* EXERCISE *
Print all entries word for word.

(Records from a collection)

⁂

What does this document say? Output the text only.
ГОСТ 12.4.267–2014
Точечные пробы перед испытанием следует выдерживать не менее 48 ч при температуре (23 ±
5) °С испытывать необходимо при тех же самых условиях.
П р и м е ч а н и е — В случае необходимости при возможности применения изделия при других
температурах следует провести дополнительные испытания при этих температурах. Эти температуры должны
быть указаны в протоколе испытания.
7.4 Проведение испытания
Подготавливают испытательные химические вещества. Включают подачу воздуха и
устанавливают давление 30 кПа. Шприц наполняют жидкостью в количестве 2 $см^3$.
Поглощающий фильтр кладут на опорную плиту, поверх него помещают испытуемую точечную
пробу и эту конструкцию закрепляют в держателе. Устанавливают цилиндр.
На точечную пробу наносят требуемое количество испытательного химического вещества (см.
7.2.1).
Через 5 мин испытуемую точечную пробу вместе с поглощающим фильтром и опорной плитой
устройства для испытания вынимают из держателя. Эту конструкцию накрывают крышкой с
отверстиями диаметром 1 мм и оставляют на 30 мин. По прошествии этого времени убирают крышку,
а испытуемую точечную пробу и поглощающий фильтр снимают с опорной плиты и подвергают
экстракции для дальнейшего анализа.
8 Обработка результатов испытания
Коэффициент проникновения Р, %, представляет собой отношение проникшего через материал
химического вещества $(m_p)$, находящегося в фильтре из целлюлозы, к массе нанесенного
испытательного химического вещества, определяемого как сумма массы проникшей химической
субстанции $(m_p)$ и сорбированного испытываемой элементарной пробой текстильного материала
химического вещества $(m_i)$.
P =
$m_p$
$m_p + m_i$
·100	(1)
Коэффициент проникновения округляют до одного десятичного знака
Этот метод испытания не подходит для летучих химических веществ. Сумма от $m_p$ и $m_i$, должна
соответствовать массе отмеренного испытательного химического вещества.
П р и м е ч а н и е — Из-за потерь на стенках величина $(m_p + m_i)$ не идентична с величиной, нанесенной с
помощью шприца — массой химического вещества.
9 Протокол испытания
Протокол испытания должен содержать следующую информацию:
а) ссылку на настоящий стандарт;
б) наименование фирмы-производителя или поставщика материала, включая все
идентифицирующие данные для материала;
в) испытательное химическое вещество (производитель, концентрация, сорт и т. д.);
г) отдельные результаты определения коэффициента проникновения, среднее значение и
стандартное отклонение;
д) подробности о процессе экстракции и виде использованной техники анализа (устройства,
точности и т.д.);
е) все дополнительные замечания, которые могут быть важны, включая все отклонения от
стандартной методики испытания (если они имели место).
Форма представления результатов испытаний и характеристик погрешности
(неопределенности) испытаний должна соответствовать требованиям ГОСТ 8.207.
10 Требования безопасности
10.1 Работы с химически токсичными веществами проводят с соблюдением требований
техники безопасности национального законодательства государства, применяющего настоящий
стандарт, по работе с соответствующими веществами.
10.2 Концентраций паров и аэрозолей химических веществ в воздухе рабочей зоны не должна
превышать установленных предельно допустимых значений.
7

⁂

* ANSWER TO THIS PROBLEM *
What does this document say? Output the text only.
ГОСТ 12.4.267–2014
Точечные пробы перед испытанием следует выдерживать не менее 48 ч при температуре (23 ±
5) °С испытывать необходимо при тех же самых условиях.
П р и м е ч а н и е — В случае необходимости при возможности применения изделия при других
температурах следует провести дополнительные испытания при этих температурах. Эти температуры должны
быть указаны в протоколе испытания.
7.4 Проведение испытания
Подготавливают испытательные химические вещества. Включают подачу воздуха и
устанавливают давление 30 кПа. Шприц наполняют жидкостью в количестве 2 $см^3$.
Поглощающий фильтр кладут на опорную плиту, поверх него помещают испытуемую точечную
пробу и эту конструкцию закрепляют в держателе. Устанавливают цилиндр.
На точечную пробу наносят требуемое количество испытательного химического вещества (см.
7.2.1).
Через 5 мин испытуемую точечную пробу вместе с поглощающим фильтром и опорной плитой
устройства для испытания вынимают из держателя. Эту конструкцию накрывают крышкой с
отверстиями диаметром 1 мм и оставляют на 30 мин. По прошествии этого времени убирают крышку,
а испытуемую точечную пробу и поглощающий фильтр снимают с опорной плиты и подвергают
экстракции для дальнейшего анализа.
8 Обработка результатов испытания
Коэффициент проникновения Р, %, представляет собой отношение проникшего через материал
химического вещества $(m_p)$, находящегося в фильтре из целлюлозы, к массе нанесенного
испытательного химического вещества, определяемого как сумма массы проникшей химической
субстанции $(m_p)$ и сорбированного испытываемой элементарной пробой текстильного материала
химического вещества $(m_i)$.
P =
$m_p$
$m_p + m_i$
·100	(1)
Коэффициент проникновения округляют до одного десятичного знака
Этот метод испытания не подходит для летучих химических веществ. Сумма от $m_p$ и $m_i$, должна
соответствовать массе отмеренного испытательного химического вещества.
П р и м е ч а н и е — Из-за потерь на стенках величина $(m_p + m_i)$ не идентична с величиной, нанесенной с
помощью шприца — массой химического вещества.
9 Протокол испытания
Протокол испытания должен содержать следующую информацию:
а) ссылку на настоящий стандарт;
б) наименование фирмы-производителя или поставщика материала, включая все
идентифицирующие данные для материала;
в) испытательное химическое вещество (производитель, концентрация, сорт и т. д.);
г) отдельные результаты определения коэффициента проникновения, среднее значение и
стандартное отклонение;
д) подробности о процессе экстракции и виде использованной техники анализа (устройства,
точности и т.д.);
е) все дополнительные замечания, которые могут быть важны, включая все отклонения от
стандартной методики испытания (если они имели место).
Форма представления результатов испытаний и характеристик погрешности
(неопределенности) испытаний должна соответствовать требованиям ГОСТ 8.207.
10 Требования безопасности
10.1 Работы с химически токсичными веществами проводят с соблюдением требований
техники безопасности национального законодательства государства, применяющего настоящий
стандарт, по работе с соответствующими веществами.
10.2 Концентраций паров и аэрозолей химических веществ в воздухе рабочей зоны не должна
превышать установленных предельно допустимых значений.
7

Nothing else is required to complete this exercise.